*Exercise prompt*. Filter the records below down to lines containing "after".

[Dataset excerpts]
BEGIN

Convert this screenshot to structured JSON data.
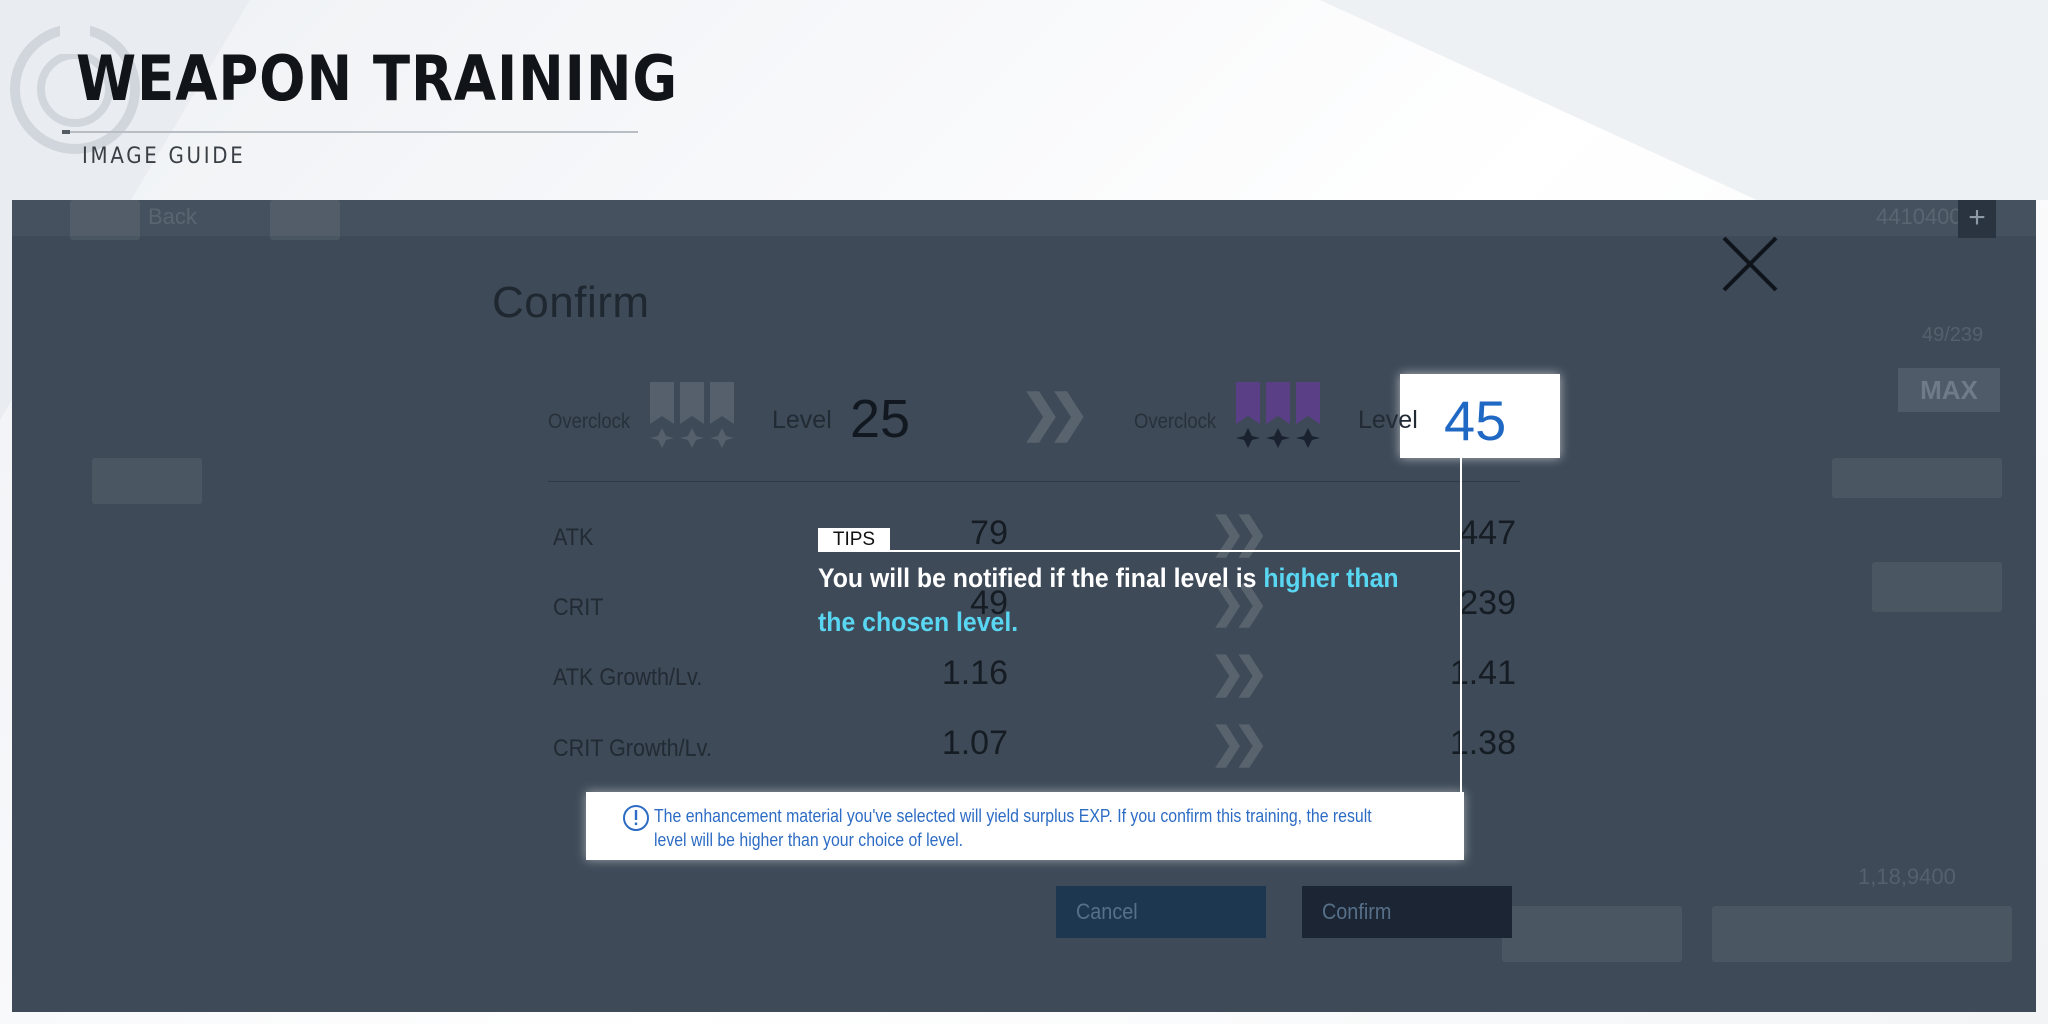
{
  "header": {
    "title": "WEAPON TRAINING",
    "subtitle": "IMAGE GUIDE"
  },
  "game": {
    "background_text": {
      "back": "Back",
      "currency": "4410400",
      "level_fraction": "49/239",
      "bottom_currency": "1,18,9400"
    },
    "max_button": "MAX",
    "dialog": {
      "title": "Confirm",
      "before": {
        "overclock_label": "Overclock",
        "level_label": "Level",
        "level_value": "25"
      },
      "after": {
        "overclock_label": "Overclock",
        "level_label": "Level",
        "level_value": "45"
      },
      "stats": [
        {
          "name": "ATK",
          "before": "79",
          "after": "447"
        },
        {
          "name": "CRIT",
          "before": "49",
          "after": "239"
        },
        {
          "name": "ATK Growth/Lv.",
          "before": "1.16",
          "after": "1.41"
        },
        {
          "name": "CRIT Growth/Lv.",
          "before": "1.07",
          "after": "1.38"
        }
      ],
      "notice": "The enhancement material you've selected will yield surplus EXP. If you confirm this training, the result level will be higher than your choice of level.",
      "cancel_label": "Cancel",
      "confirm_label": "Confirm"
    }
  },
  "tips": {
    "badge": "TIPS",
    "text_plain": "You will be notified if the final level is ",
    "text_highlight": "higher than the chosen level."
  },
  "colors": {
    "highlight_blue": "#1f68c4",
    "tips_cyan": "#58d6f2",
    "notice_blue": "#2d6cc4",
    "overlay": "#3e4a58"
  }
}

END

*Answer to the problem*.
      "after": {
          "after": "447"
          "after": "239"
          "after": "1.41"
          "after": "1.38"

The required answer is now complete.